**Your task**
Among the records that follow, count the lines with the string "retweets"; report only that count.

**Records**
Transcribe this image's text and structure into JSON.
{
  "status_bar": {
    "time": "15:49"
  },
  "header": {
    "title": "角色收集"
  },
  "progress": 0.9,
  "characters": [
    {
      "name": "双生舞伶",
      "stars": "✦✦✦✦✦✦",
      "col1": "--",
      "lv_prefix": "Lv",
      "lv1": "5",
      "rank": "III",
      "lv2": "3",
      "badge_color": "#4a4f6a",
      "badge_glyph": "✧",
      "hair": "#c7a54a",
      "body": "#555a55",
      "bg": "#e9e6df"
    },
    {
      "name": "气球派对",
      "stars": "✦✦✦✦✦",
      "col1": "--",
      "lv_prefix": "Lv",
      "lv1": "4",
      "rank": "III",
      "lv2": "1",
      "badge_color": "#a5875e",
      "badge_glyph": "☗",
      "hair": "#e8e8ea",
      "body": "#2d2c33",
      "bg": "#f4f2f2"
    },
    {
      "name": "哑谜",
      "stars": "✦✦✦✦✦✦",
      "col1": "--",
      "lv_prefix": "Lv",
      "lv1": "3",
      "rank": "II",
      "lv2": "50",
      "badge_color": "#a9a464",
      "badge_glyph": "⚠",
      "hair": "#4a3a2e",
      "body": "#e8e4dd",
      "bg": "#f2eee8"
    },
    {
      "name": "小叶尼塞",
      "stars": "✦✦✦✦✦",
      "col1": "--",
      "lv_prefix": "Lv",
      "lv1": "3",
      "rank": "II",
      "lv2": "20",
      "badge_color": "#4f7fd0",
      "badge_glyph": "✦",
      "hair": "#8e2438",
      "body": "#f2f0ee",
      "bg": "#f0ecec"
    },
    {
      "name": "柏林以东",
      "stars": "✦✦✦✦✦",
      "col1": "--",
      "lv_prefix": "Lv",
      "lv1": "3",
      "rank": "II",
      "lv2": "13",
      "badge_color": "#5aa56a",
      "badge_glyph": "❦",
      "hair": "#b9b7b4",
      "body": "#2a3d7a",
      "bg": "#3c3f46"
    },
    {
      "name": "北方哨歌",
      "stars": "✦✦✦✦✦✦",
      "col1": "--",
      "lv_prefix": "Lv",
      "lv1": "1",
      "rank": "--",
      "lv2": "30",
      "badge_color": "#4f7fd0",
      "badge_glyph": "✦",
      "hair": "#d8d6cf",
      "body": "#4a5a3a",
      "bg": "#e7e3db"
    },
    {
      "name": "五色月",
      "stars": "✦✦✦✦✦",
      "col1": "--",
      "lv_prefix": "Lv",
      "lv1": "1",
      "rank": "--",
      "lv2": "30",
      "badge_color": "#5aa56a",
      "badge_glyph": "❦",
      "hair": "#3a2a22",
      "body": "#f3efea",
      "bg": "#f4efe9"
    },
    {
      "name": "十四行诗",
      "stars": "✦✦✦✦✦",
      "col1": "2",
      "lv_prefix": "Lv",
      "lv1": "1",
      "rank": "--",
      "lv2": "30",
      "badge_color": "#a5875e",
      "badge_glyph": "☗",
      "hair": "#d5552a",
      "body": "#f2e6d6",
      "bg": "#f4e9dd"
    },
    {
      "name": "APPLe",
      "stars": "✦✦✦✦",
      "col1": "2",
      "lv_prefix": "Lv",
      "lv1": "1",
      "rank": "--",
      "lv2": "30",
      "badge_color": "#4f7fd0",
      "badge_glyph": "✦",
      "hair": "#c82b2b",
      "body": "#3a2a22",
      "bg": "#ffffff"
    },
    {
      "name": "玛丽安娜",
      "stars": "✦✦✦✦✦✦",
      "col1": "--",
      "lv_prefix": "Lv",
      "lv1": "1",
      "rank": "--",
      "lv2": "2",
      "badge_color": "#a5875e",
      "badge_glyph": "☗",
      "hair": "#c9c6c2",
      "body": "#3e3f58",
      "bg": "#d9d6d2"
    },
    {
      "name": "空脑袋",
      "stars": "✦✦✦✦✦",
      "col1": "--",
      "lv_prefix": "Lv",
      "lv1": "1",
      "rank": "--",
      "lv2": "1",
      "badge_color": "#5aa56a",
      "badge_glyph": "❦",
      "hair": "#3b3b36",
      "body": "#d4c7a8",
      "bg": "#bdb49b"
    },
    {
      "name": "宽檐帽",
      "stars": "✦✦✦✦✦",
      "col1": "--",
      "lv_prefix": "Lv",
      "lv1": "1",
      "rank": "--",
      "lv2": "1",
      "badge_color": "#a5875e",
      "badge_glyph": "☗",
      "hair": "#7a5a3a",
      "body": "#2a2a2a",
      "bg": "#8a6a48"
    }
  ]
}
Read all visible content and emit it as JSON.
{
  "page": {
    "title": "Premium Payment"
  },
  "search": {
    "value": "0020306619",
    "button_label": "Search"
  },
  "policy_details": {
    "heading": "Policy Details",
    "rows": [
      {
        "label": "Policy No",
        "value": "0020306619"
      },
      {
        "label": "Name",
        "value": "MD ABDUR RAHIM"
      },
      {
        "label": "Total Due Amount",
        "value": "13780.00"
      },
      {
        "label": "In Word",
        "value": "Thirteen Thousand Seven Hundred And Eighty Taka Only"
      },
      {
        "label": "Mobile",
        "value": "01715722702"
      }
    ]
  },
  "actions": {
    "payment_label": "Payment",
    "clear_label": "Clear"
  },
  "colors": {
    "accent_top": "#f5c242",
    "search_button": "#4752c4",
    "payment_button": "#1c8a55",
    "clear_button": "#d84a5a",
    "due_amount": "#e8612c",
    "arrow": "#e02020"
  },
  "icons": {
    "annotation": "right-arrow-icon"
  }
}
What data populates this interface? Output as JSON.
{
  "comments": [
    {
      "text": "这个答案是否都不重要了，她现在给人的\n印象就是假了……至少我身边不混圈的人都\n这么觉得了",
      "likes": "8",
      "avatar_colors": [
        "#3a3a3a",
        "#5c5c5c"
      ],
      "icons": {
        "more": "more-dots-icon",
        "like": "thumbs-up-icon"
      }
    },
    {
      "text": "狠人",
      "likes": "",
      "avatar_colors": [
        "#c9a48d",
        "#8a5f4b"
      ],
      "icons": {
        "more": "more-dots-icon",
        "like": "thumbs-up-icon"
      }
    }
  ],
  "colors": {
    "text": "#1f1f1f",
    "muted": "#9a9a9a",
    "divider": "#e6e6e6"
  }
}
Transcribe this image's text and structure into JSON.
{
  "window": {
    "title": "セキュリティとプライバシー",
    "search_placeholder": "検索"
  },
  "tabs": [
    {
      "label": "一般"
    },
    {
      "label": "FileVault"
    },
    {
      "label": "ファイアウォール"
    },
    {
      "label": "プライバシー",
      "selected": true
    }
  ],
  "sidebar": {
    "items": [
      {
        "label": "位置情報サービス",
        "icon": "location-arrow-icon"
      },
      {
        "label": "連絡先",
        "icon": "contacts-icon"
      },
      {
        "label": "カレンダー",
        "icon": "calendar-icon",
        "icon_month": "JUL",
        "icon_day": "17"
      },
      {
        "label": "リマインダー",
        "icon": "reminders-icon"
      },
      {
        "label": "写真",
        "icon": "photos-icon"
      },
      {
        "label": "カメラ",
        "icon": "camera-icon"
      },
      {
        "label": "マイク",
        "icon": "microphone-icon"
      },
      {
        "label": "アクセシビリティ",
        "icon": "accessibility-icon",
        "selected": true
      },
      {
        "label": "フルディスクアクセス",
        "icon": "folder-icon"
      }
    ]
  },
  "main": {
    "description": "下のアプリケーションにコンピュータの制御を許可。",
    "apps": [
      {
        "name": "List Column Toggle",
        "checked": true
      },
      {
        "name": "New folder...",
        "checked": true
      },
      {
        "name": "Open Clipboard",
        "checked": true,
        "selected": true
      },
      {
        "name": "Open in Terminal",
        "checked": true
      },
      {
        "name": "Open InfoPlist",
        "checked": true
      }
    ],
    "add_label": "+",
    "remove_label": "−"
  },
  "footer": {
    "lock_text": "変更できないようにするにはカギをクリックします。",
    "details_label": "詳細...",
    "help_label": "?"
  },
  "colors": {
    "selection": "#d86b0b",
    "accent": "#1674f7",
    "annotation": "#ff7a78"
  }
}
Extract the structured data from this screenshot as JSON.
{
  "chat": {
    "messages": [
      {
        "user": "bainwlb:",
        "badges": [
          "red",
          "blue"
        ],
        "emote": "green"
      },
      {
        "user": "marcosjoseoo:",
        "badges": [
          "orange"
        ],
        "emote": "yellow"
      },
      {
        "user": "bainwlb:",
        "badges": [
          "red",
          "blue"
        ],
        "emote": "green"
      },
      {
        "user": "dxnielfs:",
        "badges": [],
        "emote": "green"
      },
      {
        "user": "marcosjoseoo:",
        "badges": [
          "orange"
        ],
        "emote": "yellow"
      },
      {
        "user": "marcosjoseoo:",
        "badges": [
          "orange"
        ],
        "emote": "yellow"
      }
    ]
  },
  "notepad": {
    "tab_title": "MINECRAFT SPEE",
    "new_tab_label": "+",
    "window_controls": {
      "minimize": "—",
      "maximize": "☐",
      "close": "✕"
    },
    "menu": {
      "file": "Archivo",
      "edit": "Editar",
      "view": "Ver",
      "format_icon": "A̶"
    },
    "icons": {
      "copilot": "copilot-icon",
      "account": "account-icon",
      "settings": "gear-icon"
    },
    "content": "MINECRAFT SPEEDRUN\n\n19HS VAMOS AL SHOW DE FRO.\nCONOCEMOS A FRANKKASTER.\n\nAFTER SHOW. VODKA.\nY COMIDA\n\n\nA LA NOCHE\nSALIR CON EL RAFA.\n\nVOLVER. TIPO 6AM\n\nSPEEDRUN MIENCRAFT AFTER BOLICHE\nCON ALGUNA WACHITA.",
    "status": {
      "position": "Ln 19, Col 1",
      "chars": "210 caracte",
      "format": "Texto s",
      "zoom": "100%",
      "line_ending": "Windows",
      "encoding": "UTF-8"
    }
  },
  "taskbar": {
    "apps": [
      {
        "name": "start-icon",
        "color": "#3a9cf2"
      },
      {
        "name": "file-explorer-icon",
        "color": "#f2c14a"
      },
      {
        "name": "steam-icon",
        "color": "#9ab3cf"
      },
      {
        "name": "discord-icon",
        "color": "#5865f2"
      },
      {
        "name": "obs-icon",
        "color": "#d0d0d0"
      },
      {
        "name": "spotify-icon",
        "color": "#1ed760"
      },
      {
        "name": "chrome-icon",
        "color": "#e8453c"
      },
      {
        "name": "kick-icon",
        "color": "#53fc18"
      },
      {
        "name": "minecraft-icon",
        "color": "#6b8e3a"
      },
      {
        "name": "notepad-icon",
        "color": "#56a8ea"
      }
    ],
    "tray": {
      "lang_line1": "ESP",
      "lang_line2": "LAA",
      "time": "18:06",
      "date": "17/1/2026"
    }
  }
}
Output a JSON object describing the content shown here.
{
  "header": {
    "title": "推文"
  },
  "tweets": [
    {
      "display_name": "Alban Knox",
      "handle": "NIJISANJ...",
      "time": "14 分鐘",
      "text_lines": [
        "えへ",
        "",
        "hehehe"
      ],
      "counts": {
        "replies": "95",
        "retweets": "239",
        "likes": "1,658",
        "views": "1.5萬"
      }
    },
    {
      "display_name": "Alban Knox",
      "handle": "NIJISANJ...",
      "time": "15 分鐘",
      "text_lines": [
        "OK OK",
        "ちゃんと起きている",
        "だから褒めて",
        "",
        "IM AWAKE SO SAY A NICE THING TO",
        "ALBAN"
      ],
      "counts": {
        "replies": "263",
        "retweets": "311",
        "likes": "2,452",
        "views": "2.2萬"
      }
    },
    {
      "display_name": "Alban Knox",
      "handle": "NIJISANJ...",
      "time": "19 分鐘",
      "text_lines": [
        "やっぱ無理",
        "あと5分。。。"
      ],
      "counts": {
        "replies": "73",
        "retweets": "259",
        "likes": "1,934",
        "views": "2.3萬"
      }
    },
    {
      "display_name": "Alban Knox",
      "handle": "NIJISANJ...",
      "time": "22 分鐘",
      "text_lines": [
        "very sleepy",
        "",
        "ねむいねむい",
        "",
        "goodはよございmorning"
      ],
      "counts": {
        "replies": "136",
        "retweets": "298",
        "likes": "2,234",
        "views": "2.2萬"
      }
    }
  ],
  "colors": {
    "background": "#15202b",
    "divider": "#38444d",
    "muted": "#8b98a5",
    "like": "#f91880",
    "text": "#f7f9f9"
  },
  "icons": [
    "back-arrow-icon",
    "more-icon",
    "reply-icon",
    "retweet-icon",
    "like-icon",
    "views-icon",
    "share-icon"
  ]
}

**Expected output**
4